=== TEXT SECTION ===
***

Question. Dr. Fauci, many of the diseases for which your Institute is responsible affect minorities disproportionately. Can you tell us what special efforts you are making to address minority health issues?
Answer: The mission of NIAID covers several diseases which disproportionately affect minorities. Toward this end, NIAID is striving to develop programs directed at certain health problems, such as asthma, sexually transmitted diseases, systemic lupus erythematosus, and kidney disease, as they affect minorities, to enhance minority health resource development, and to increase the participation of minority patients, investigators, and institutions in NIAID-sponsored research.
Systemic lupus erythematosus (SLE) is a chronic, autoimmune disorder which is three times more prevalent among Blacks than among Whites, with 1 in every 250 Black women between the ages of 15 and 64 having SLE. The NIAID supports basic research on the auto-antibodies associated with SLE. The research focuses on developing diagnostic tools for identifying these auto-antibodies and understanding what stimulates their production.
In response to the recent concern about the increase in mortality and morbidity rates for Asthma, especially in urban pediatric populations, the NIAID initiated the National Cooperative Inner-City Asthma Study. The two phase multicenter trial was launched in February of this year with awards made to eight universities across the United States. The study will attempt to identify factors contributing to the increased incidence of asthma in these children.
The current sexually transmitted diseases (STDs) epidemic in the United States disproportionately affects minorities. Both the incidence of STDs and the effect of their long-term and, sometimes, life-threatening sequelae are consistently higher among minorities than among Whites. In April, 1990 NIAID sponsored a workshop that generated recommendations for approaching this serious health problem. The recommendations from this workshop have been incorporated into a recently issued Request for Applications to fund STD Cooperative Research Centers in FY 1991. NIAID also supports basic research related to human papillomavirus, cytomegalovirus, and pelvic inflammatory disease. We also sponsor research involved with the development of vaccines against STDs since prevention against infection is preferred to treating infections that are becoming more drug resistant.
Because the population now most at risk for AIDS has changed from homosexual men to women, children and intravenous users and their partners, the NIAID initiated the Women and Infants Transmission Study (WITS) and the Heterosexual AIDS Transmission Study (HATS) as well as the Maternal Factors Influencing Perinatal Transmission of HIV Infection (Newark Perinatal Study).
Our Intramural program is currently exploring the development of a collaborative clinical trial with Howard University Medical School to study minority populations infected with HIV.
We are also heavily involved in providing materials to educate community physicians regarding treatment updates for asthma; alerting them to clinical trials that they can refer patients to; and fostering information exchange and conducting state-of-the-art meetings regarding AIDS treatment and research.
CHRONIC FATIGUE SYNDROME
Question. Please summarize what is currently known about possible causes of chronic fatigue syndrome. Is the HTLV-1 virus a probable culprit in some cases?
Answer. There have been several hypotheses about possible causes of Chronic Fatigue Syndrome (CFS). Because patients often cite a "flu-like" illness as a precipitating factor, the possibility that an infectious agent might be the cause has been explored. At a recent CFS workshop sponsored by the NIAID and the NIMH there was increasing discussion of the possibility that there may be multiple causes. Thus, any one of several types of injury to the body--such as infection, emotional stress, or toxic environmental exposure-might serve as a "trigger" for the syndrome in susceptible individuals. If this hypothesis is true, the triggering agent might be different at different times and in different places, confounding attempts to identify a single cause.

***

=== STUDY MATERIAL ===
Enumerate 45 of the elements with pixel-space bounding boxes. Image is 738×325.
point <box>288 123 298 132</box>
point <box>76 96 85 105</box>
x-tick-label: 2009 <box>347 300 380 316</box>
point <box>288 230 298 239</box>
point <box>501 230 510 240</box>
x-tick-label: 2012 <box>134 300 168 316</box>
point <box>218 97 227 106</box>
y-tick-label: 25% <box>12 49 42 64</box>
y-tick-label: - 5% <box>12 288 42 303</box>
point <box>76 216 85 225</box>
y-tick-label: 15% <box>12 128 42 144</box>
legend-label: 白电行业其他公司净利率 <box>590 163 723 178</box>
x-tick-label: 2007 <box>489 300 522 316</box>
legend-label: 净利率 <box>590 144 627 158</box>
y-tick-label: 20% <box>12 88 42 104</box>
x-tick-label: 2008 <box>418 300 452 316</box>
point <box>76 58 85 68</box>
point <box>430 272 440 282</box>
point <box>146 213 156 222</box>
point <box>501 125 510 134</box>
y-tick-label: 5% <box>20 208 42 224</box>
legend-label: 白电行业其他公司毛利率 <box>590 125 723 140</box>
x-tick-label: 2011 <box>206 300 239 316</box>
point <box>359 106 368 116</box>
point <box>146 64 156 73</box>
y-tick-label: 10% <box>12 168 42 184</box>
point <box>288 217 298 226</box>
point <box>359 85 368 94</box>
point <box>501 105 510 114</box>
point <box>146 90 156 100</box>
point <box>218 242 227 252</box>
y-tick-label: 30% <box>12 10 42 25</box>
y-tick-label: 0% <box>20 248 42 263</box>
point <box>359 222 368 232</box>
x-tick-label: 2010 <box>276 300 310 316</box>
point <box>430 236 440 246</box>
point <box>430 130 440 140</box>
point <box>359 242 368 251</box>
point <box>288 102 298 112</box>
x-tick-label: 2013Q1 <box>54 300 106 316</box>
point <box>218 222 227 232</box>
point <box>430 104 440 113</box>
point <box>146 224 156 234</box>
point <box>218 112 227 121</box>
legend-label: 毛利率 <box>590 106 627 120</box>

***

=== DIRECTIONS FOR THIS TASK ===
Print the NIAID testimony text between "Because the population" and "(Newark Perinatal Study).", inclusive, without any changes.

=== YOUR SOLUTION ===
Because the population now most at risk for AIDS has changed from homosexual men to women, children and intravenous users and their partners, the NIAID initiated the Women and Infants Transmission Study (WITS) and the Heterosexual AIDS Transmission Study (HATS) as well as the Maternal Factors Influencing Perinatal Transmission of HIV Infection (Newark Perinatal Study).